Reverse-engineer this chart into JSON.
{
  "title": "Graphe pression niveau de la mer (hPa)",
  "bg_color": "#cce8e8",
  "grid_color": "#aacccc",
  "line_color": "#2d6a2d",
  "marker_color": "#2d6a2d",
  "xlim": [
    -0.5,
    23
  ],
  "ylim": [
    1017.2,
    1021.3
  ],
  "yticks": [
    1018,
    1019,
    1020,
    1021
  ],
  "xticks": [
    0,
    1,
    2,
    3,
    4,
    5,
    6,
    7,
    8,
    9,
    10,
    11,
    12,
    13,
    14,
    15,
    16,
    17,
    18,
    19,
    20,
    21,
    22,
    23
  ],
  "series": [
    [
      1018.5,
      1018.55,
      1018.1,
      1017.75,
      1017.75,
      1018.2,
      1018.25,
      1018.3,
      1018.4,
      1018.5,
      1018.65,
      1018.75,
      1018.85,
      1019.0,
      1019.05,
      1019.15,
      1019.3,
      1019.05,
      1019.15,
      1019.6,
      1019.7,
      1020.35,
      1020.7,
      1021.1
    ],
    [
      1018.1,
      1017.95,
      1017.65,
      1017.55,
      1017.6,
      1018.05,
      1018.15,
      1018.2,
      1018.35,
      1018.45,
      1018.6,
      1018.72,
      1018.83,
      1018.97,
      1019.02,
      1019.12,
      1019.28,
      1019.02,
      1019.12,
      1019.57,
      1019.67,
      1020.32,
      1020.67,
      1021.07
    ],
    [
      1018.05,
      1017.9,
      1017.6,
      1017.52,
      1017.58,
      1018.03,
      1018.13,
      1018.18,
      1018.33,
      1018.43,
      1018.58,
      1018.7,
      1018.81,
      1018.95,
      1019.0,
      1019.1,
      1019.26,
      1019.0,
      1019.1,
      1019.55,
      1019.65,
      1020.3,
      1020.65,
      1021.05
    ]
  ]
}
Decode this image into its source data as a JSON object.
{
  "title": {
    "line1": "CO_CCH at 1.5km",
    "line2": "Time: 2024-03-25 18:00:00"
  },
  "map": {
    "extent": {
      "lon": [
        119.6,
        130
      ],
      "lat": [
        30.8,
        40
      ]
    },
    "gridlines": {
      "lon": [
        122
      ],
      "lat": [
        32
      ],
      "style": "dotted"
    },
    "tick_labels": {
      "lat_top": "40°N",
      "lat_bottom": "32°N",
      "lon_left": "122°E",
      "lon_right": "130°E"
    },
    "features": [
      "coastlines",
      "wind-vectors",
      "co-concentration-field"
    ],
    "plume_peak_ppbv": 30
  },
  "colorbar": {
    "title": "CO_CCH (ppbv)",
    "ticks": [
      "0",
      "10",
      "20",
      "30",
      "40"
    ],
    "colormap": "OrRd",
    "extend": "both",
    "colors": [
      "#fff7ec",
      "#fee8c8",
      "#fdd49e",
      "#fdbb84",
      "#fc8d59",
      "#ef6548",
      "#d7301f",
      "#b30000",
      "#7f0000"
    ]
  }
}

* * *

_DO THIS_: Give back all the records exactly as they stand.

_REPLY TO THE TASK_:
Reverse-engineer this chart into JSON.
{
  "title": "Graphe pression niveau de la mer (hPa)",
  "bg_color": "#cce8e8",
  "grid_color": "#aacccc",
  "line_color": "#2d6a2d",
  "marker_color": "#2d6a2d",
  "xlim": [
    -0.5,
    23
  ],
  "ylim": [
    1017.2,
    1021.3
  ],
  "yticks": [
    1018,
    1019,
    1020,
    1021
  ],
  "xticks": [
    0,
    1,
    2,
    3,
    4,
    5,
    6,
    7,
    8,
    9,
    10,
    11,
    12,
    13,
    14,
    15,
    16,
    17,
    18,
    19,
    20,
    21,
    22,
    23
  ],
  "series": [
    [
      1018.5,
      1018.55,
      1018.1,
      1017.75,
      1017.75,
      1018.2,
      1018.25,
      1018.3,
      1018.4,
      1018.5,
      1018.65,
      1018.75,
      1018.85,
      1019.0,
      1019.05,
      1019.15,
      1019.3,
      1019.05,
      1019.15,
      1019.6,
      1019.7,
      1020.35,
      1020.7,
      1021.1
    ],
    [
      1018.1,
      1017.95,
      1017.65,
      1017.55,
      1017.6,
      1018.05,
      1018.15,
      1018.2,
      1018.35,
      1018.45,
      1018.6,
      1018.72,
      1018.83,
      1018.97,
      1019.02,
      1019.12,
      1019.28,
      1019.02,
      1019.12,
      1019.57,
      1019.67,
      1020.32,
      1020.67,
      1021.07
    ],
    [
      1018.05,
      1017.9,
      1017.6,
      1017.52,
      1017.58,
      1018.03,
      1018.13,
      1018.18,
      1018.33,
      1018.43,
      1018.58,
      1018.7,
      1018.81,
      1018.95,
      1019.0,
      1019.1,
      1019.26,
      1019.0,
      1019.1,
      1019.55,
      1019.65,
      1020.3,
      1020.65,
      1021.05
    ]
  ]
}
Decode this image into its source data as a JSON object.
{
  "title": {
    "line1": "CO_CCH at 1.5km",
    "line2": "Time: 2024-03-25 18:00:00"
  },
  "map": {
    "extent": {
      "lon": [
        119.6,
        130
      ],
      "lat": [
        30.8,
        40
      ]
    },
    "gridlines": {
      "lon": [
        122
      ],
      "lat": [
        32
      ],
      "style": "dotted"
    },
    "tick_labels": {
      "lat_top": "40°N",
      "lat_bottom": "32°N",
      "lon_left": "122°E",
      "lon_right": "130°E"
    },
    "features": [
      "coastlines",
      "wind-vectors",
      "co-concentration-field"
    ],
    "plume_peak_ppbv": 30
  },
  "colorbar": {
    "title": "CO_CCH (ppbv)",
    "ticks": [
      "0",
      "10",
      "20",
      "30",
      "40"
    ],
    "colormap": "OrRd",
    "extend": "both",
    "colors": [
      "#fff7ec",
      "#fee8c8",
      "#fdd49e",
      "#fdbb84",
      "#fc8d59",
      "#ef6548",
      "#d7301f",
      "#b30000",
      "#7f0000"
    ]
  }
}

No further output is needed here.